▶ [DESCRIPTION OF THE TASK]: Copy all lines of the listing that include the string "当該審査請求に対する裁決書を受け取った日".

▶ [Excerpt from a dataset]:
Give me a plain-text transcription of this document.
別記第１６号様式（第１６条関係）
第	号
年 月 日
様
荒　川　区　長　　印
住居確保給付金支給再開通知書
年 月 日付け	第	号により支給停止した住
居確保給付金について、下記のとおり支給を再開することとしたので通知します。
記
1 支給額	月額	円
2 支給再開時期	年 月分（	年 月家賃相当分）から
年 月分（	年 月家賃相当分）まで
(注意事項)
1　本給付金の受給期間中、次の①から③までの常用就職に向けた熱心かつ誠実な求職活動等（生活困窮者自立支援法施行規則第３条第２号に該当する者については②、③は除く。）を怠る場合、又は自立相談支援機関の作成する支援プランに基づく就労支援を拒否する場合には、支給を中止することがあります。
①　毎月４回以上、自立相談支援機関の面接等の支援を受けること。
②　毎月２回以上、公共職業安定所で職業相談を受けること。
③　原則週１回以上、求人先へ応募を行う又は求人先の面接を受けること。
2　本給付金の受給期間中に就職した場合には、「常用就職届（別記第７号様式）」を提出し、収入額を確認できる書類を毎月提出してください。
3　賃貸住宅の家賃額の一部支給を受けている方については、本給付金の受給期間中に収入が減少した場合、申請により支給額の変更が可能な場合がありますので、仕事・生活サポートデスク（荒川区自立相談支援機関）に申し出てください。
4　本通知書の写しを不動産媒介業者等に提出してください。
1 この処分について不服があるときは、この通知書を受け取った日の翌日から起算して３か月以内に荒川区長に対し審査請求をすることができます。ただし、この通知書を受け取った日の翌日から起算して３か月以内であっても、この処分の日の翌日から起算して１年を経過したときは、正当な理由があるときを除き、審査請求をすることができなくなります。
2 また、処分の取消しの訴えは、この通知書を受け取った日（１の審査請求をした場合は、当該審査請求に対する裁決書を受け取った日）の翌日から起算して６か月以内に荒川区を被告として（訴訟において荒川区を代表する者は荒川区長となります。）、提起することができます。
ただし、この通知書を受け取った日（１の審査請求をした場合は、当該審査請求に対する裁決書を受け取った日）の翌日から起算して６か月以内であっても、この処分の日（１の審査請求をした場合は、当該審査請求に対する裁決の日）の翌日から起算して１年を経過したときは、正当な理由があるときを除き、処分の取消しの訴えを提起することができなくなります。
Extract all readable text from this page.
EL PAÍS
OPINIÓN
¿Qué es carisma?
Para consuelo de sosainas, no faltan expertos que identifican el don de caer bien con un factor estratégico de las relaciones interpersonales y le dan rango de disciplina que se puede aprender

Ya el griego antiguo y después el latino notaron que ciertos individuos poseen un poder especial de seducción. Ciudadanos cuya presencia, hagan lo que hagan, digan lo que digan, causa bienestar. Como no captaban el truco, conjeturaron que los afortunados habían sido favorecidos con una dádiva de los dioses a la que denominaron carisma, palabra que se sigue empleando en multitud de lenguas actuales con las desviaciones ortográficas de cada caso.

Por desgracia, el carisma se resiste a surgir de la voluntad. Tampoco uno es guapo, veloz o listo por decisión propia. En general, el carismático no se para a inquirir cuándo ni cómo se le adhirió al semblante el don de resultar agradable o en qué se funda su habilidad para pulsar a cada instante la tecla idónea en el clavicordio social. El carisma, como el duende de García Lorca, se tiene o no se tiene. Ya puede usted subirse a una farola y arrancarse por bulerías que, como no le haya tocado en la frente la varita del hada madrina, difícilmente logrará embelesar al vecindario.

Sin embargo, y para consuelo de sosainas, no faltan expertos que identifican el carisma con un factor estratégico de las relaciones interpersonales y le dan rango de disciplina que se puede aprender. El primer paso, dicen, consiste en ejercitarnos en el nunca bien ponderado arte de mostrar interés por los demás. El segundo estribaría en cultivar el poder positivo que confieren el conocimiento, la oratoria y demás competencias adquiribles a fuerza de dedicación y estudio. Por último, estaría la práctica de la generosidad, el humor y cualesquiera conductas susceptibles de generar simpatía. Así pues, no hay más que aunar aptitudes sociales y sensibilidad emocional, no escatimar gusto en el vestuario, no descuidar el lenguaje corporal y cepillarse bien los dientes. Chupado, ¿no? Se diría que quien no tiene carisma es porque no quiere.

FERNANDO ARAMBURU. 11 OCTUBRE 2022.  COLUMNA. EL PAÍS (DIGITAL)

▶ [ANSWER TO THE TASK]:
2 また、処分の取消しの訴えは、この通知書を受け取った日（１の審査請求をした場合は、当該審査請求に対する裁決書を受け取った日）の翌日から起算して６か月以内に荒川区を被告として（訴訟において荒川区を代表する者は荒川区長となります。）、提起することができます。
ただし、この通知書を受け取った日（１の審査請求をした場合は、当該審査請求に対する裁決書を受け取った日）の翌日から起算して６か月以内であっても、この処分の日（１の審査請求をした場合は、当該審査請求に対する裁決の日）の翌日から起算して１年を経過したときは、正当な理由があるときを除き、処分の取消しの訴えを提起することができなくなります。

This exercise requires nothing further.